▼

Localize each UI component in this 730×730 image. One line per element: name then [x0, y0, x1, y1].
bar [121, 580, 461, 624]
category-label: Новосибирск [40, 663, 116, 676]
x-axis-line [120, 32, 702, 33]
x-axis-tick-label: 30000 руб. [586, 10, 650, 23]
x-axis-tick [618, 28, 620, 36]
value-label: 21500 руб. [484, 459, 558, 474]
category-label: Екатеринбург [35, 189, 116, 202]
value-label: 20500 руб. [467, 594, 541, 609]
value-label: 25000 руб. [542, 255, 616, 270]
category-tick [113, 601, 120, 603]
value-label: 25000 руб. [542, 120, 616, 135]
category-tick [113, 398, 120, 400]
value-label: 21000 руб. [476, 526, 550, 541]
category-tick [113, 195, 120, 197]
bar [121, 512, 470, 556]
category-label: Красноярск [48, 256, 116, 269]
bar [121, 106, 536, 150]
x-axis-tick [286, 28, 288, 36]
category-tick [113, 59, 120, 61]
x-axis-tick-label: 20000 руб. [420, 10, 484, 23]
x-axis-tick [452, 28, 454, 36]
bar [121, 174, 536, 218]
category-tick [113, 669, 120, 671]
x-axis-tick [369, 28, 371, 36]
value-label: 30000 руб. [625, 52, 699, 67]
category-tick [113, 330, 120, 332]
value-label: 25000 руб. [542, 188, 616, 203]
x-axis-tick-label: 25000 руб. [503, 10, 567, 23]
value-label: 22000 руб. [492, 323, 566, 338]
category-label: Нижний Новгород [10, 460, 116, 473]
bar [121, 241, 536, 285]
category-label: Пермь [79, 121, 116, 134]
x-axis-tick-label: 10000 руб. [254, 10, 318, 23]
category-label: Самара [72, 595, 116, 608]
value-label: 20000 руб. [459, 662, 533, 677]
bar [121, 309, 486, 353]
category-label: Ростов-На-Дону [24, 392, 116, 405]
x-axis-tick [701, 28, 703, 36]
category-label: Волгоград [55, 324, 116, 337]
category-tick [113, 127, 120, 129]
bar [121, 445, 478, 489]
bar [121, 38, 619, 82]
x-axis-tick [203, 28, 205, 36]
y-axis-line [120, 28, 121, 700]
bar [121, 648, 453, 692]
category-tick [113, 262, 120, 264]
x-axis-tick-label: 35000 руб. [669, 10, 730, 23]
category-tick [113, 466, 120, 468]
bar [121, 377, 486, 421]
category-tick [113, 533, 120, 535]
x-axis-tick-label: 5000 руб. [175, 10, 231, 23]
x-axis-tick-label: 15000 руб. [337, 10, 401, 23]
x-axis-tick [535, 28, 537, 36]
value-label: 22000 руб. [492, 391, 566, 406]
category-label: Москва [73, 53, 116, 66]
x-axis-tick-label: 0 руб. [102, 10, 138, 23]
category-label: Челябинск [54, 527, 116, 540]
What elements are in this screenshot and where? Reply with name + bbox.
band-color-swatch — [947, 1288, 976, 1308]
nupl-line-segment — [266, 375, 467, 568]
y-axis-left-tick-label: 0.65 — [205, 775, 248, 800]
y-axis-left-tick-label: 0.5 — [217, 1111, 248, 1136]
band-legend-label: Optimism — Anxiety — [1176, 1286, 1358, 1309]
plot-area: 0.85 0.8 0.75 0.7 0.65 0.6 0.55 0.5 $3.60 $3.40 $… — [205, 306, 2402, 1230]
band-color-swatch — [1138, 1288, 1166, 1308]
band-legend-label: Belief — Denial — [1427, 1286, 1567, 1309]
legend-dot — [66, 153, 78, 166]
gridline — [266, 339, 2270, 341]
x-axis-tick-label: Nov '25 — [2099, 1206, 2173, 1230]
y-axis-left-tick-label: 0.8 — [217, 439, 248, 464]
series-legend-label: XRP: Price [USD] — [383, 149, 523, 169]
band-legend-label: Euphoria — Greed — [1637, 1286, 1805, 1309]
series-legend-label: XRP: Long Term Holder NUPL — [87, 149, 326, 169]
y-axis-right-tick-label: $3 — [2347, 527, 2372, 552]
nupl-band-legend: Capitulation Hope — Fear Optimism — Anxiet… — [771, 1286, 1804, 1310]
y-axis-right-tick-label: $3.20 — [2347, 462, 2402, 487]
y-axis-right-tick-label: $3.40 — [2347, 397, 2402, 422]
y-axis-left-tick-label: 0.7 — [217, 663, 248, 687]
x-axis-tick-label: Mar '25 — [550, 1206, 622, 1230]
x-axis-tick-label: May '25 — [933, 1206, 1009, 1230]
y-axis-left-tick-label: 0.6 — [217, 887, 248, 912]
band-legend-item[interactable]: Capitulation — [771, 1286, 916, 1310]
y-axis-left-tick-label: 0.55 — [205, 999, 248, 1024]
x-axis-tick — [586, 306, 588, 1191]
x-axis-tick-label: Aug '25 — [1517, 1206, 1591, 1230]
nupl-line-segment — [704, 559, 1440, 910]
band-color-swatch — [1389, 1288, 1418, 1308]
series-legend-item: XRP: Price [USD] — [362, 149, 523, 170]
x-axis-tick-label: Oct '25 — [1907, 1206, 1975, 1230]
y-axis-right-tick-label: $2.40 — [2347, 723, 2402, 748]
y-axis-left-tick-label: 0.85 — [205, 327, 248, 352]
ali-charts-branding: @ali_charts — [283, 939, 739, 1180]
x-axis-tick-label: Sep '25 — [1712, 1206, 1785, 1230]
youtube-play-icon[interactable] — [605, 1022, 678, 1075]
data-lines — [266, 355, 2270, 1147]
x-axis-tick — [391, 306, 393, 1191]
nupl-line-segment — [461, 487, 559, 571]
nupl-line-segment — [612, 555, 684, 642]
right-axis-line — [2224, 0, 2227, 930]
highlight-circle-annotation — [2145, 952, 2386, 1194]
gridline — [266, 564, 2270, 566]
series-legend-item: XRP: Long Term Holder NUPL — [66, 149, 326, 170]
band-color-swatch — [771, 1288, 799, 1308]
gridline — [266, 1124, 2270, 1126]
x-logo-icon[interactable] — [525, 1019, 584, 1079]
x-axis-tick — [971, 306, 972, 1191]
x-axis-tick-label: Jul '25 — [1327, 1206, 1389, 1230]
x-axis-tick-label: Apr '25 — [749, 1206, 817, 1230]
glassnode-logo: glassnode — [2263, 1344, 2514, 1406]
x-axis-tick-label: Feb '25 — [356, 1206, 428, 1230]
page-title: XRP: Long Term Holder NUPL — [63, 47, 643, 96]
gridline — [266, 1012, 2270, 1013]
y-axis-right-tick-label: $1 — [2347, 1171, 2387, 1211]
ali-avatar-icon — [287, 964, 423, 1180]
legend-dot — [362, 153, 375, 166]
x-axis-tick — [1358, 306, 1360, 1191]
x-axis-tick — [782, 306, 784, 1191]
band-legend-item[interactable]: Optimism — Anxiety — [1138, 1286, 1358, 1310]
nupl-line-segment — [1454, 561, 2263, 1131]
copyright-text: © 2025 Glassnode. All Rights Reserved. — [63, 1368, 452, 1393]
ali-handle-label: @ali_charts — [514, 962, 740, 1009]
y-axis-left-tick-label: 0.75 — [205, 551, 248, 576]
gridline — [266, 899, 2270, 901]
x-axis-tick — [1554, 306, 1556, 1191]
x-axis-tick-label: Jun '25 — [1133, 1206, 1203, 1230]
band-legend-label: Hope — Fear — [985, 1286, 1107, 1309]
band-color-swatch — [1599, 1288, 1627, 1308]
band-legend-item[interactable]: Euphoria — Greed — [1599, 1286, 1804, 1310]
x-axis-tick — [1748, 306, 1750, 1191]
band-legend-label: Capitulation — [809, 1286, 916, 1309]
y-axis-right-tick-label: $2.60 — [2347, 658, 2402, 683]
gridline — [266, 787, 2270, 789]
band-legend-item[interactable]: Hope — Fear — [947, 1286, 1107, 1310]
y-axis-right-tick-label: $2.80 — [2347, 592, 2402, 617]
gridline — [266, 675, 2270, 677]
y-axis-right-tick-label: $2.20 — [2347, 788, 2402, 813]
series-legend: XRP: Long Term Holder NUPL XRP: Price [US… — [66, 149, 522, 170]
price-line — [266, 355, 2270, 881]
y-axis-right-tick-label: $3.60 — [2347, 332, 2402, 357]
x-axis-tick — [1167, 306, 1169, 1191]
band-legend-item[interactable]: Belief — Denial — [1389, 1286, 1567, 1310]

▲

__Your goal__: Please format the data lines as a JSON list of strings, one string per line with blank lines omitted, starting with the first line of the data and going on through the line containing "category-label: Волгоград [55, 324, 116, 337]".

__Reply to the task__:
[
  "Localize each UI component in this 730×730 image. One line per element: name then [x0, y0, x1, y1].",
  "bar [121, 580, 461, 624]",
  "category-label: Новосибирск [40, 663, 116, 676]",
  "x-axis-line [120, 32, 702, 33]",
  "x-axis-tick-label: 30000 руб. [586, 10, 650, 23]",
  "x-axis-tick [618, 28, 620, 36]",
  "value-label: 21500 руб. [484, 459, 558, 474]",
  "category-label: Екатеринбург [35, 189, 116, 202]",
  "value-label: 20500 руб. [467, 594, 541, 609]",
  "value-label: 25000 руб. [542, 255, 616, 270]",
  "category-tick [113, 601, 120, 603]",
  "value-label: 25000 руб. [542, 120, 616, 135]",
  "category-tick [113, 398, 120, 400]",
  "value-label: 21000 руб. [476, 526, 550, 541]",
  "category-tick [113, 195, 120, 197]",
  "bar [121, 512, 470, 556]",
  "category-label: Красноярск [48, 256, 116, 269]",
  "bar [121, 106, 536, 150]",
  "x-axis-tick [286, 28, 288, 36]",
  "category-tick [113, 59, 120, 61]",
  "x-axis-tick-label: 20000 руб. [420, 10, 484, 23]",
  "x-axis-tick [452, 28, 454, 36]",
  "bar [121, 174, 536, 218]",
  "category-tick [113, 669, 120, 671]",
  "x-axis-tick [369, 28, 371, 36]",
  "value-label: 30000 руб. [625, 52, 699, 67]",
  "category-tick [113, 330, 120, 332]",
  "value-label: 25000 руб. [542, 188, 616, 203]",
  "x-axis-tick-label: 25000 руб. [503, 10, 567, 23]",
  "value-label: 22000 руб. [492, 323, 566, 338]",
  "category-label: Нижний Новгород [10, 460, 116, 473]",
  "bar [121, 241, 536, 285]",
  "category-label: Пермь [79, 121, 116, 134]",
  "x-axis-tick-label: 10000 руб. [254, 10, 318, 23]",
  "category-label: Самара [72, 595, 116, 608]",
  "value-label: 20000 руб. [459, 662, 533, 677]",
  "bar [121, 309, 486, 353]",
  "category-label: Ростов-На-Дону [24, 392, 116, 405]",
  "x-axis-tick [701, 28, 703, 36]",
  "category-label: Волгоград [55, 324, 116, 337]"
]